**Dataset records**
******

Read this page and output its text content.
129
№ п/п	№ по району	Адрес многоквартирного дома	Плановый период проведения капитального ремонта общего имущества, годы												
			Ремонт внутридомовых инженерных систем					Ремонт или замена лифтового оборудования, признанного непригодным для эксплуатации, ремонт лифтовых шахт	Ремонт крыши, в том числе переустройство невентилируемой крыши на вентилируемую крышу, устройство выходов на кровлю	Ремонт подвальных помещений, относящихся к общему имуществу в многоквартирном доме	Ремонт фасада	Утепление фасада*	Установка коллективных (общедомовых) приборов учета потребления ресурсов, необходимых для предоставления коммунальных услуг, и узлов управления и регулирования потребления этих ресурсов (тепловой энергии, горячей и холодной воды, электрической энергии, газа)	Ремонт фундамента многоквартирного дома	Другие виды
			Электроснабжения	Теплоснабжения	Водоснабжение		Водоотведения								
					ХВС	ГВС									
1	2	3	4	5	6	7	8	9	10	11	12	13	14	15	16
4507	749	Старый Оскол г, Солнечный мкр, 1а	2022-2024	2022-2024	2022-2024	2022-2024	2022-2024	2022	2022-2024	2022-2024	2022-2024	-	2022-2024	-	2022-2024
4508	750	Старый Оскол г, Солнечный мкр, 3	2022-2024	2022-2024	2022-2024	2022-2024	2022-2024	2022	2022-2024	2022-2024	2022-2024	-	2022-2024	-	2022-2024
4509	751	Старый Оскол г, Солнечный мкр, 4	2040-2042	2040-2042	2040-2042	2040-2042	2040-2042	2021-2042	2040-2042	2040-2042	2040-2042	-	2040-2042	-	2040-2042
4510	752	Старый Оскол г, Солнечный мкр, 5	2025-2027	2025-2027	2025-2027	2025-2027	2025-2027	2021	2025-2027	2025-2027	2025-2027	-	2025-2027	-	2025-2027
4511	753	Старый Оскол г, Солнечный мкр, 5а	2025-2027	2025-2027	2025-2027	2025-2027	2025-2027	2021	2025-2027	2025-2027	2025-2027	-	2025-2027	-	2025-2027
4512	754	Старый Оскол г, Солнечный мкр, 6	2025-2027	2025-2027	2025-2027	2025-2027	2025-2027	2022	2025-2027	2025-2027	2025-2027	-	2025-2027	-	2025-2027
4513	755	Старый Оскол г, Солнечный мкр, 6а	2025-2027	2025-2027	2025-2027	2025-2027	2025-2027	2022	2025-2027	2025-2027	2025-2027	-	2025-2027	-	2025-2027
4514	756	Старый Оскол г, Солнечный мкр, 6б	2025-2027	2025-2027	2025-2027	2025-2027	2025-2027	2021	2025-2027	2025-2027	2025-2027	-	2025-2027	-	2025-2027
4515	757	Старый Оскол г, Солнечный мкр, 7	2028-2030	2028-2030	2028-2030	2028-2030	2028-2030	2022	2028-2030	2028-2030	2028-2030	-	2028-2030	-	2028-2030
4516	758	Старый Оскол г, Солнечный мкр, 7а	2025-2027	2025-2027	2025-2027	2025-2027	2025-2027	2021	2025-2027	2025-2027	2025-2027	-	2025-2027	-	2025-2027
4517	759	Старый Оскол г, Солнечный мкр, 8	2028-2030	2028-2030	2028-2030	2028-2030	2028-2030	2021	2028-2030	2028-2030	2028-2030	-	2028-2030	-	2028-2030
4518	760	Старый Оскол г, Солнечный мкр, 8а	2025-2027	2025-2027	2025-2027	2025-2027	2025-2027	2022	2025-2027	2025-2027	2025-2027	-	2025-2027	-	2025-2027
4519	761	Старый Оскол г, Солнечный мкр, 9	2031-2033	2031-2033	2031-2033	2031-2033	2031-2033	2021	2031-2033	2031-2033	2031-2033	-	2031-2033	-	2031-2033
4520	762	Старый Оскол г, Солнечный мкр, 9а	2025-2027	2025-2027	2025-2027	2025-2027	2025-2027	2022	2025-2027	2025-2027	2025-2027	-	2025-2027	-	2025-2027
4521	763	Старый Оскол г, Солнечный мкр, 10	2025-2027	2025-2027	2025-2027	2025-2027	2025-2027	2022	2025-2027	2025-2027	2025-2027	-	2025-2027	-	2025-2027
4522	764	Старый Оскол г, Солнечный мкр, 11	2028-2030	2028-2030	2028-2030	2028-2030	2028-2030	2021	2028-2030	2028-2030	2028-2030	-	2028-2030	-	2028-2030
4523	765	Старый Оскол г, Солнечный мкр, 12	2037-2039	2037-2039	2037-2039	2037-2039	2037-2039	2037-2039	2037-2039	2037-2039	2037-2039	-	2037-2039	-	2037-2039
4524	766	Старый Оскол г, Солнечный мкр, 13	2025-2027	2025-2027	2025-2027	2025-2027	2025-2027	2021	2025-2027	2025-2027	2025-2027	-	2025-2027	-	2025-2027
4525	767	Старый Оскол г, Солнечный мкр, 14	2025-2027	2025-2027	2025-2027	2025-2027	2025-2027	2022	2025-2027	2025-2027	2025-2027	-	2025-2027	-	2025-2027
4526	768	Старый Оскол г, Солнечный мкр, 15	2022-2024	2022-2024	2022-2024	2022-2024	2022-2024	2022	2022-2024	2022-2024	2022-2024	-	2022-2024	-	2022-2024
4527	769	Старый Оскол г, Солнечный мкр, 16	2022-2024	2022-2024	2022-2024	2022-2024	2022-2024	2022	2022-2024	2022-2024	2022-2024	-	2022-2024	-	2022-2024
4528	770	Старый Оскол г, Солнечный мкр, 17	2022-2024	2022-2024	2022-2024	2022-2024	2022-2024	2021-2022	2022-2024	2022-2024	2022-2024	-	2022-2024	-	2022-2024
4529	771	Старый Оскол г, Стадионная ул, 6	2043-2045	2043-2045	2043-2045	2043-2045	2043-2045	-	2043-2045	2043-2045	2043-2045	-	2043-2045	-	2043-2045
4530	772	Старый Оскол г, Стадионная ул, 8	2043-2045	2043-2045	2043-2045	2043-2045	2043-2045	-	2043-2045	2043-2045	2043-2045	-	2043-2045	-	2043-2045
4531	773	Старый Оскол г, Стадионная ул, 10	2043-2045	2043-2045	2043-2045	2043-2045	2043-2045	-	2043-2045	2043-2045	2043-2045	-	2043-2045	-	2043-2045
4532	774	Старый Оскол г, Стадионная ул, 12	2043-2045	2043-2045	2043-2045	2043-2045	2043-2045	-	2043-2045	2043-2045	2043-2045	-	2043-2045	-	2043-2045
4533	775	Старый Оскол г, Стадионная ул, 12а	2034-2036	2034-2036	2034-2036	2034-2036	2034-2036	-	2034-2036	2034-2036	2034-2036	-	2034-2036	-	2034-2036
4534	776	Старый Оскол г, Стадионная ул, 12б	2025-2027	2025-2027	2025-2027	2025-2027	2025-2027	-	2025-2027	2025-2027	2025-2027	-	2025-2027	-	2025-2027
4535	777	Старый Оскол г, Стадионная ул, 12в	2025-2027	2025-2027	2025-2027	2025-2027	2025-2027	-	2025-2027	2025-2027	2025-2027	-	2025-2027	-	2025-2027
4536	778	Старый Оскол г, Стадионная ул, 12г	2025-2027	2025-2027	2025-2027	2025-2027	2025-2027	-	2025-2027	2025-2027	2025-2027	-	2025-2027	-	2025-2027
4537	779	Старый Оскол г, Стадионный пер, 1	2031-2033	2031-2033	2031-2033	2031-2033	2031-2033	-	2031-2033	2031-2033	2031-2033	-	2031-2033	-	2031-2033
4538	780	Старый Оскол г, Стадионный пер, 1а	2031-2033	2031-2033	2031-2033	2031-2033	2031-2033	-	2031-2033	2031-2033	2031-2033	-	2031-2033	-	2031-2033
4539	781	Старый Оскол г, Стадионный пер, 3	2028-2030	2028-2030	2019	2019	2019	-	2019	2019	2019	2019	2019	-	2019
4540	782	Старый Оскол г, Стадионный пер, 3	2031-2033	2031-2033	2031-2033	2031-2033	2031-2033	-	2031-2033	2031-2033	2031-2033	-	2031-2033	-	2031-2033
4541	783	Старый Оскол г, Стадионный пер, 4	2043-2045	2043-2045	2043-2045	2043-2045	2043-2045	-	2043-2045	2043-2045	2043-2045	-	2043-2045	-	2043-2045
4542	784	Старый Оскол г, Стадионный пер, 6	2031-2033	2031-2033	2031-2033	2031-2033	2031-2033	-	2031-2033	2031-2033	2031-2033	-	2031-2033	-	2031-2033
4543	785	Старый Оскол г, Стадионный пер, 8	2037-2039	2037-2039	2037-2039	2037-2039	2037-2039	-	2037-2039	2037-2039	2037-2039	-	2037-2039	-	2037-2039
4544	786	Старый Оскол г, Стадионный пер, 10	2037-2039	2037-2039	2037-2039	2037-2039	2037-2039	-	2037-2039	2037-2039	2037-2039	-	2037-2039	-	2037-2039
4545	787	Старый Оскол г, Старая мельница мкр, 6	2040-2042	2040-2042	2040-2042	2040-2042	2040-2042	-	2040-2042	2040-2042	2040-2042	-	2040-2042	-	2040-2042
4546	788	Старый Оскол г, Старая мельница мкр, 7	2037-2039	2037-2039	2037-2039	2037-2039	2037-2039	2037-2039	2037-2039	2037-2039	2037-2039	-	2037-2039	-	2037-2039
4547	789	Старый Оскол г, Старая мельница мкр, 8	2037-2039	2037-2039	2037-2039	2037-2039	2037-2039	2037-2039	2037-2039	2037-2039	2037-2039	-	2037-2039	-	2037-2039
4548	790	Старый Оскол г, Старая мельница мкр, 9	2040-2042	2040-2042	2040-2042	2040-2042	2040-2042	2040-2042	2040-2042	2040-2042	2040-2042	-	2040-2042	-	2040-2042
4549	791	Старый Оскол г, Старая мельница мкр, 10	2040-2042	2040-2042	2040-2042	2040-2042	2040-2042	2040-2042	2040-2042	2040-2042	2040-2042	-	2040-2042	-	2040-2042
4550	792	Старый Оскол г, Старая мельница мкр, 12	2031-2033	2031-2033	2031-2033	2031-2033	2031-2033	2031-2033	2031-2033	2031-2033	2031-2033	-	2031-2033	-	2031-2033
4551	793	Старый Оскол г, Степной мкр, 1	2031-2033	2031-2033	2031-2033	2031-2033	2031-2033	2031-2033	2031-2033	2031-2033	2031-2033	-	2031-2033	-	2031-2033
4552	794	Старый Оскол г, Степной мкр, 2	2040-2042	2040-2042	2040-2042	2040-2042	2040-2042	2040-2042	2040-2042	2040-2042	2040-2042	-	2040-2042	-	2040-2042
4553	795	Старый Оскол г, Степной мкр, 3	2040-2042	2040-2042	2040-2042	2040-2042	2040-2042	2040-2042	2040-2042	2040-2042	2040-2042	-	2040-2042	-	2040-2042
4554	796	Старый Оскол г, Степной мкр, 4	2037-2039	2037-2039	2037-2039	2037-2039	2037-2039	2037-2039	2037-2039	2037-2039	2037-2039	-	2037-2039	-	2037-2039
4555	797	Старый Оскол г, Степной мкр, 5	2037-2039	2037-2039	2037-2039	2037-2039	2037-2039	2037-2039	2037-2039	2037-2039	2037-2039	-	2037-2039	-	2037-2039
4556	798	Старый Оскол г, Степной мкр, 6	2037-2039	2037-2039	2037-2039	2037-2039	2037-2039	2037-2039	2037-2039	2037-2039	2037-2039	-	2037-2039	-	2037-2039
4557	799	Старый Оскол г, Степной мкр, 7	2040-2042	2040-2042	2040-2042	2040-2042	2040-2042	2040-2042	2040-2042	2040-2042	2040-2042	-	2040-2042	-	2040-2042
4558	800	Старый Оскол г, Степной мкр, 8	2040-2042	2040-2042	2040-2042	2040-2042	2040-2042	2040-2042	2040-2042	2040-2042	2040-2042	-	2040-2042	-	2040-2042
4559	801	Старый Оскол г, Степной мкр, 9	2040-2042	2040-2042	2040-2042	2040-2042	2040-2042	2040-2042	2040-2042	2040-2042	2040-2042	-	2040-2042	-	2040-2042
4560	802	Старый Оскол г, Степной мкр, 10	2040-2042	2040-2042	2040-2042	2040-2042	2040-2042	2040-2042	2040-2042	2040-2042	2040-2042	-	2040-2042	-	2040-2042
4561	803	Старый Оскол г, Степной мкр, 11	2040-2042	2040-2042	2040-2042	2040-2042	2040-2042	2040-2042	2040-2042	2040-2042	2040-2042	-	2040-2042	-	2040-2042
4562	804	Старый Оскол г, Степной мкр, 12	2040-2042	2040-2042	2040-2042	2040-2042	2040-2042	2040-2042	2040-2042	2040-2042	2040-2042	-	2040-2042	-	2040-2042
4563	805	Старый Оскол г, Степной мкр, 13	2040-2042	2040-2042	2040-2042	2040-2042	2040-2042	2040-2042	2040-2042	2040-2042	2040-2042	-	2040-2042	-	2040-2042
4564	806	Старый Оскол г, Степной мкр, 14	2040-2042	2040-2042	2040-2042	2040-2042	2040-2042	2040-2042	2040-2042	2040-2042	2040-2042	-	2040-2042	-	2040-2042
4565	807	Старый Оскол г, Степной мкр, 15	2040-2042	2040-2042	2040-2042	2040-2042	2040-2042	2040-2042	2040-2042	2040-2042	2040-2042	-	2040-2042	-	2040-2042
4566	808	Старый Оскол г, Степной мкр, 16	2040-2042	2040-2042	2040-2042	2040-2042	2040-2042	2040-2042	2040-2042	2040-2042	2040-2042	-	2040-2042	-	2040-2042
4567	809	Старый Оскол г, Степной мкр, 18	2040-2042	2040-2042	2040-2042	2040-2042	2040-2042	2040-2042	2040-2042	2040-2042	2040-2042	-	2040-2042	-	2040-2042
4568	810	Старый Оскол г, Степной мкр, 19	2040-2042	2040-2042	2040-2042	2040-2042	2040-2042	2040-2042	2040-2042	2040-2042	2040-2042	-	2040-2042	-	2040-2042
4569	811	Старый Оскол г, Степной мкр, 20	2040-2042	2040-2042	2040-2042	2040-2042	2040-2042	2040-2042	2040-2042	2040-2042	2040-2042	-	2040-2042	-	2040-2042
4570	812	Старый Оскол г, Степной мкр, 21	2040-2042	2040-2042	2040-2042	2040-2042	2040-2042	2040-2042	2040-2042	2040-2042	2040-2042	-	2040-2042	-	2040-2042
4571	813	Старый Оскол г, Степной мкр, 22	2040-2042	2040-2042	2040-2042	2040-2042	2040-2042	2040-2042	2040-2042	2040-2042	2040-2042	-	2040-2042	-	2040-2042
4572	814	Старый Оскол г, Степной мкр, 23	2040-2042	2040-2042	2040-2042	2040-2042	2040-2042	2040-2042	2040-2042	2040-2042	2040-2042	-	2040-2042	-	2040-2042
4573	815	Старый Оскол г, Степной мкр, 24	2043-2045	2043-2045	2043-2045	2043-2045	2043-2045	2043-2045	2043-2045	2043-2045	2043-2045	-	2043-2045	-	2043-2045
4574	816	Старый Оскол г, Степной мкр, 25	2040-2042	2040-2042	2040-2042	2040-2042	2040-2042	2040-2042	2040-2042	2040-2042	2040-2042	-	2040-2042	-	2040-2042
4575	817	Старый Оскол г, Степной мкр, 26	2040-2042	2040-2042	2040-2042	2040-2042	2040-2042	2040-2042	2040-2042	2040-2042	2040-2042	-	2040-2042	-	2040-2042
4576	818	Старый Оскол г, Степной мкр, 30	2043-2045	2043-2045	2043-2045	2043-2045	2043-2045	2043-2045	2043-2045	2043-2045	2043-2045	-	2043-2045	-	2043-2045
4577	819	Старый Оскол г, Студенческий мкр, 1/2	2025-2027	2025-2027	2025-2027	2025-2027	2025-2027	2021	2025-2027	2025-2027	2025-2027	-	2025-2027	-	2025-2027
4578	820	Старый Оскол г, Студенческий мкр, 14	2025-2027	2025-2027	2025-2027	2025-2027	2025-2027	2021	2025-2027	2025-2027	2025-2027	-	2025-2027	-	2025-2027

******

**THE REQUEST**
Go through the listing above and pull out each line containing the word "Студенческий".

**TASK RESULT**
4577	819	Старый Оскол г, Студенческий мкр, 1/2	2025-2027	2025-2027	2025-2027	2025-2027	2025-2027	2021	2025-2027	2025-2027	2025-2027	-	2025-2027	-	2025-2027
4578	820	Старый Оскол г, Студенческий мкр, 14	2025-2027	2025-2027	2025-2027	2025-2027	2025-2027	2021	2025-2027	2025-2027	2025-2027	-	2025-2027	-	2025-2027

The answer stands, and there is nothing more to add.